• [TEXT PASSAGE]
When I corrected the NIC and port #, I am able to start application. But still I am not sure whether I am doing the switch over in correct way. I am continuing with VIP IP failover only until i get a go ahead from client.

I have set up the Alarm reactions to trigger the VIP IP change for the alarms 5064 and 5091. Not sure this is the correct way to switch over when RM fails. Please advise. I have added the cluster and gvp options below.

[cluster]
electiontimer=3000
failoverscript=/usr/bin/GCTI/a_LAB_rm_p/bin/NLB.bat
ha-mode=active-standby
heartbeattimer=2000
hotstandby=TRUE
initial-electiontimer=10000
member.1=207.88.61.100:1500
member.2=207.88.61.101:1500
members=1 2
mymemberid=2
networkrecoverytime=5000
virtual-ip=207.88.61.109
virtual-ip-in-via=true

[gvp]
nic.eth0=
nic.eth0:2=
nic.linkattribute=MII Status:
nic.upvalue=up
nics=0

Kubig · « **Reply #6 on:** March 06, 2014, 07:24:36 AM »

How you doing the switchover of the RM?

rkd · « **Reply #7 on:** March 06, 2014, 10:06:31 PM »

in the current environment its handled by SCS as the back up RM is assinged as backup in priamry RM configuration.

I am trying to break this and need cluster to take care of switch over.

• [SOURCE DATA]

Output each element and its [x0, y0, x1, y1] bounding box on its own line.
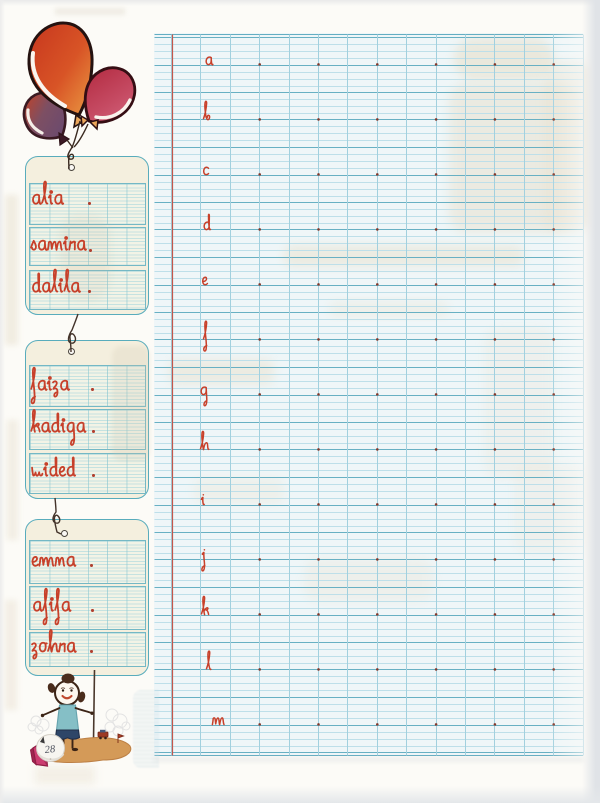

• [WHAT TO PRODUCE]
Answer these from the forum thread on RM failover:
(a) Which two alarms were set up to trigger the VIP IP change?
(b) What address is given for virtual-ip in the cluster options?
(c) In the current environment, what handles the switchover?
Please leave the material out of this work.

• [EXERCISE SOLUTION]
(a) 5064 and 5091
(b) 207.88.61.109
(c) SCS